─── Selected passage ───

Our Jenkins pipeline is aborting during the compliance validation stage when trying to validate requirements against our corporate compliance rules. The Jenkins Polarion plugin runs the bulk validation API call but returns validation failures for rules that should pass.
We’re using pol-2406 with the latest Jenkins plugin version. The service account has read access to compliance rules, but I’m wondering if there’s a permission issue with the bulk validation endpoint itself.
POST /polarion/rest/v1/projects/PROJ/compliance/validate
Response: 403 Forbidden - Insufficient permissions for bulk validation
This is blocking our compliance reporting workflow. Has anyone encountered permission issues with compliance rule configuration when calling the validation API from CI pipelines?
One thing to add - if you’re using SSO or LDAP authentication for the service account, make sure the account isn’t subject to interactive login requirements. Service accounts used by CI tools should have allowAPIAccess=true and requireInteractiveAuth=false in the user configuration. I’ve seen cases where the authentication succeeds but authorization fails due to session token issues.

─── Entries provided ───

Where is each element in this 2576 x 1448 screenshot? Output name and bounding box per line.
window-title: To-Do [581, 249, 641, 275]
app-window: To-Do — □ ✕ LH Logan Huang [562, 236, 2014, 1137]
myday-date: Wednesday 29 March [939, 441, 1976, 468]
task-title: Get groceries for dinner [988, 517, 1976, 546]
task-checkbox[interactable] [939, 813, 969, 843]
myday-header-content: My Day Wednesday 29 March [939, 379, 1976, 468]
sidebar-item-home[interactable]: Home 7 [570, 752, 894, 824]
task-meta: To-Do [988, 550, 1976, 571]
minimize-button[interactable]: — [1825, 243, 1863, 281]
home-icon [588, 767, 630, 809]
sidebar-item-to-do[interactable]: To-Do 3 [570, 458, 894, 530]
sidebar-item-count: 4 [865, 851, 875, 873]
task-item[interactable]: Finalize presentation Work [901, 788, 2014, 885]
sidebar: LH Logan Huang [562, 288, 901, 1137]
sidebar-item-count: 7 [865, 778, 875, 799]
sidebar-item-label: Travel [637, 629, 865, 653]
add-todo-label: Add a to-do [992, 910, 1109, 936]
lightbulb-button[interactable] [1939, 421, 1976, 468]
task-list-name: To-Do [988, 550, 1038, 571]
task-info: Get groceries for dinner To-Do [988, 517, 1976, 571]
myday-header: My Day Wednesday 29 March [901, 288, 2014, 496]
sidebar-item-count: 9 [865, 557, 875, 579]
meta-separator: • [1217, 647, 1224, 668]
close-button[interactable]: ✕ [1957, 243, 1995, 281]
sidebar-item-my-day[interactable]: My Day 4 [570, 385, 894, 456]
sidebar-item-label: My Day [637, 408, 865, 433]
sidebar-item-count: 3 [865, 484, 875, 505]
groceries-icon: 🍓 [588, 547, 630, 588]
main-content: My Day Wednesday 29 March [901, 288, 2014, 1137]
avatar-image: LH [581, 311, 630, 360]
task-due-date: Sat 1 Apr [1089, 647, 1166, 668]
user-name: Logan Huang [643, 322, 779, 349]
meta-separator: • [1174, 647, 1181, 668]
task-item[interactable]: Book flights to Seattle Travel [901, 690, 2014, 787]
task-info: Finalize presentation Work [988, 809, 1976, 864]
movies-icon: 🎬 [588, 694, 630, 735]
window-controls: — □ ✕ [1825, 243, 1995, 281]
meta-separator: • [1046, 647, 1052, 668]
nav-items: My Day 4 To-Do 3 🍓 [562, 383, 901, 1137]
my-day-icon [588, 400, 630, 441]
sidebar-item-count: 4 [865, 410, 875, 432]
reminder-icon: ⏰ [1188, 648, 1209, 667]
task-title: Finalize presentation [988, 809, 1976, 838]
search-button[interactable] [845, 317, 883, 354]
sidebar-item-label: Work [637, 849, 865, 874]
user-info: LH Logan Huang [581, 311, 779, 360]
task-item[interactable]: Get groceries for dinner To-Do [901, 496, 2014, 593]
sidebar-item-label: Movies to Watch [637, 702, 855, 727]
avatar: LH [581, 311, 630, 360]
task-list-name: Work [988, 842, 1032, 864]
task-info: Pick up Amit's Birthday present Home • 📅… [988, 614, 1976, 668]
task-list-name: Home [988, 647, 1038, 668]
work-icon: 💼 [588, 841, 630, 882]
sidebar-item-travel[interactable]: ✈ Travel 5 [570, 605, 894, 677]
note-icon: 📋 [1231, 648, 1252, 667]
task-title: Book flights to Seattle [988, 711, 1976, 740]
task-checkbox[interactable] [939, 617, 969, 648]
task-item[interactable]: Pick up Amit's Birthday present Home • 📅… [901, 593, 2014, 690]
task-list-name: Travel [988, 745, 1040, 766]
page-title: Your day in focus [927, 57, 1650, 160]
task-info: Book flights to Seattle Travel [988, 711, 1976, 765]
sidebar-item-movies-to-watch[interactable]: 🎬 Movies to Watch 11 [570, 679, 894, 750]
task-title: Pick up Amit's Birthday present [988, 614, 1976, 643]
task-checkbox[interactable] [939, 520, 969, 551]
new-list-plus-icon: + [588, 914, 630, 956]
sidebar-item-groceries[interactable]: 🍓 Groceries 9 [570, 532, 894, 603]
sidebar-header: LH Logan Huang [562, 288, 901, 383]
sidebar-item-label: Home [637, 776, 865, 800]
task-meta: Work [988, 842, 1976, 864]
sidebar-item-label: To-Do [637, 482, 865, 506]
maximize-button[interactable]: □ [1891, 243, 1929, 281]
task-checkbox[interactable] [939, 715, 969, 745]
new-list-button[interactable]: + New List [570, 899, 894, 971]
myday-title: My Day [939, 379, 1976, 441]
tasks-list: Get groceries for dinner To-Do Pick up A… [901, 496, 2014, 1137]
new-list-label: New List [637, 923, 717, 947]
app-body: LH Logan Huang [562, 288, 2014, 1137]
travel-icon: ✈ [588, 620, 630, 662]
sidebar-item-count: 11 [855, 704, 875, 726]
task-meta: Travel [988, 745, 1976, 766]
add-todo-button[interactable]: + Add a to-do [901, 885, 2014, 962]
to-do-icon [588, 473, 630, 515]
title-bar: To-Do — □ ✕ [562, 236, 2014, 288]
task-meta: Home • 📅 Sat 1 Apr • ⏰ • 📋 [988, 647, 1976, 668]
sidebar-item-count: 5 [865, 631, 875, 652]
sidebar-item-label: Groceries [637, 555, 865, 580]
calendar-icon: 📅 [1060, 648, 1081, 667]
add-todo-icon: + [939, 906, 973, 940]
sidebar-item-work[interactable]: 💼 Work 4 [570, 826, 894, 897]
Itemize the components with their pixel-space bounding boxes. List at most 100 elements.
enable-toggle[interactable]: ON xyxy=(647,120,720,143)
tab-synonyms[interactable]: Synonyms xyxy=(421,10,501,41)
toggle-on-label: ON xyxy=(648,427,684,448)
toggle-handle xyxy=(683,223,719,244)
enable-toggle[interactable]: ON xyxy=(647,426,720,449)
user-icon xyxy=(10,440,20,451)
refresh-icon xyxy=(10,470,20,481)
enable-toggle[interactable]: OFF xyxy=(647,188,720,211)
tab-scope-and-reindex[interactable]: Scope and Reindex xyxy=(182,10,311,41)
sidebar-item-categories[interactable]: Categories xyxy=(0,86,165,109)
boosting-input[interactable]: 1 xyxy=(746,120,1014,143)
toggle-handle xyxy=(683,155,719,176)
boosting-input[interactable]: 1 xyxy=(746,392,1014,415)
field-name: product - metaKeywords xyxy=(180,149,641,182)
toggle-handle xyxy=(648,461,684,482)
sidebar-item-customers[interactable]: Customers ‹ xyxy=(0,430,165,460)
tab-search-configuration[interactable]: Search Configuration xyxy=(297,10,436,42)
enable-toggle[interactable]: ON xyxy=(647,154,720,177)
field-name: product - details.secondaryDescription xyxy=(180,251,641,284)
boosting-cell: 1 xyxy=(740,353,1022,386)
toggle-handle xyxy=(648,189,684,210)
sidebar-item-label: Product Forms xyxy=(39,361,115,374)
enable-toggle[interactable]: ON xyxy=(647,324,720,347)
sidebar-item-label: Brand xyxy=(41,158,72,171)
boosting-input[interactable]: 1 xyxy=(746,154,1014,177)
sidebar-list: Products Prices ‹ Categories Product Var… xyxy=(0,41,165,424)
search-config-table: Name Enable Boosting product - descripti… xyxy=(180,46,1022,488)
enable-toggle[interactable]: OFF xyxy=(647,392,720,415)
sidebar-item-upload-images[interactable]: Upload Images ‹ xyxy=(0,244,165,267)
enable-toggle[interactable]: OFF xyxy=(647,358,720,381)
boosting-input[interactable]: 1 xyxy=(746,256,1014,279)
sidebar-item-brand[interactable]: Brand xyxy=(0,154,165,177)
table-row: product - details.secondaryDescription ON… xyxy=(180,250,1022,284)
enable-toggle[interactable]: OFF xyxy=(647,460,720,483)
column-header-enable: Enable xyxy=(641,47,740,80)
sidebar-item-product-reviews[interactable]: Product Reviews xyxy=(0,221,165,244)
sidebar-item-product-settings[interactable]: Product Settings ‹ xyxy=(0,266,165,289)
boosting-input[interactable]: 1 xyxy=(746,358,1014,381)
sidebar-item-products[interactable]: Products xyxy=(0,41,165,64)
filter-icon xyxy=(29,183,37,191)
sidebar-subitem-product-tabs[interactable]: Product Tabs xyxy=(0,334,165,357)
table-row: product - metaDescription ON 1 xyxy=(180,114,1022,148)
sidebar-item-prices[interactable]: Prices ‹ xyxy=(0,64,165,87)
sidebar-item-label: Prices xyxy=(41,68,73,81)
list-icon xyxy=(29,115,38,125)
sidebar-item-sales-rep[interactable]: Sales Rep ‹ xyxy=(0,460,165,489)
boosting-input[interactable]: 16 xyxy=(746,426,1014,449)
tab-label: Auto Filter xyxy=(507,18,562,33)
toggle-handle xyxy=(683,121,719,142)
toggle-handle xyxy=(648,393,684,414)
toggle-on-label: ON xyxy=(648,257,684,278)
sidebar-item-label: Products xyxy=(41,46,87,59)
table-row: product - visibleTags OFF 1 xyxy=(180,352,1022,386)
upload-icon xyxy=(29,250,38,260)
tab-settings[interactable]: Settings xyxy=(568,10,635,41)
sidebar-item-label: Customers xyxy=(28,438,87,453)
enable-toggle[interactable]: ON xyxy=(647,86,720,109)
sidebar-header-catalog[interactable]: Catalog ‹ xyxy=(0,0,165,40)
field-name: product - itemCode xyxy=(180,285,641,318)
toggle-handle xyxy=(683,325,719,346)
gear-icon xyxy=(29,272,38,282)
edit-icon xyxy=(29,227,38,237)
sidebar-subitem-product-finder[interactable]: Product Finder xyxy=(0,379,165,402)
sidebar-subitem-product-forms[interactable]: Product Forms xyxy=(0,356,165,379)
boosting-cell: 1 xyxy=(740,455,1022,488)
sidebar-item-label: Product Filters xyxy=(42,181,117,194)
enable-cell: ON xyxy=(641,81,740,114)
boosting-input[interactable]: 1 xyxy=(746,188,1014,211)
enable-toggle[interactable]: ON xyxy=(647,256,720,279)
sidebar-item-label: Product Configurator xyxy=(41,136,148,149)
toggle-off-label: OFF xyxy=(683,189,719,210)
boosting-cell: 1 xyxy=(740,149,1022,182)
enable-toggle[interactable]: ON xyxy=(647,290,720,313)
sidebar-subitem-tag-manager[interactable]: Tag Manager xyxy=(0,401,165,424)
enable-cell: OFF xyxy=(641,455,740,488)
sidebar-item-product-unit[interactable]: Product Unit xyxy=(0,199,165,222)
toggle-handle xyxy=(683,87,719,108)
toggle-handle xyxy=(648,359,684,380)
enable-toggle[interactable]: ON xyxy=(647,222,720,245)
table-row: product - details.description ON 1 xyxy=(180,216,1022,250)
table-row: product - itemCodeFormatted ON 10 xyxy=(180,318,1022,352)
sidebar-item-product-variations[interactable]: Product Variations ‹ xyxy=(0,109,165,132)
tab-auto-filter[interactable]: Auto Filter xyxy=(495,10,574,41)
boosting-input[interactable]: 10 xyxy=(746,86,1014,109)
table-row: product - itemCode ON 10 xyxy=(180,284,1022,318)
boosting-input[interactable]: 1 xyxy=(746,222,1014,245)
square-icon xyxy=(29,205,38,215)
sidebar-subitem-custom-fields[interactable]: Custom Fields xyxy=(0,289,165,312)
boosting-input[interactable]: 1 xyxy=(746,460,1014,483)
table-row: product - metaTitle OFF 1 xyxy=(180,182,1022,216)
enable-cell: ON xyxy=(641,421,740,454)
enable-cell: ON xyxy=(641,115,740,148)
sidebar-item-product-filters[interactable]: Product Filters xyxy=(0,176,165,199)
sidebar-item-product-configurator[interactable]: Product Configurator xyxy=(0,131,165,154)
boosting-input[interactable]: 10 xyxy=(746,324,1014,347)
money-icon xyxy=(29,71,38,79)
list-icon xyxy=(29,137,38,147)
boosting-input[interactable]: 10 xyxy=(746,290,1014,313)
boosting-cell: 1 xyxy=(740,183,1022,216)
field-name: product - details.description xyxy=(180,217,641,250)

───

> **Directions**
1. In the thread about the Jenkins compliance validation failure, what two user configuration settings should a service account used by CI tools have?
2. Continue the thread about the Jenkins compliance validation failure from its last post.
You won't need the entries.

> **Results**
1. allowAPIAccess=true and requireInteractiveAuth=false

2.
The 403 error suggests your service account lacks the specific permission for bulk compliance operations. Regular read access to compliance rules isn’t enough - you need the compliance-validator role assigned to the service account in Polarion’s project settings.
I had the exact same issue last month. Check your Jenkins plugin configuration - the service account credentials need to be configured at the global Jenkins level, not just in the pipeline script. Also verify the account has API access enabled in Polarion user management.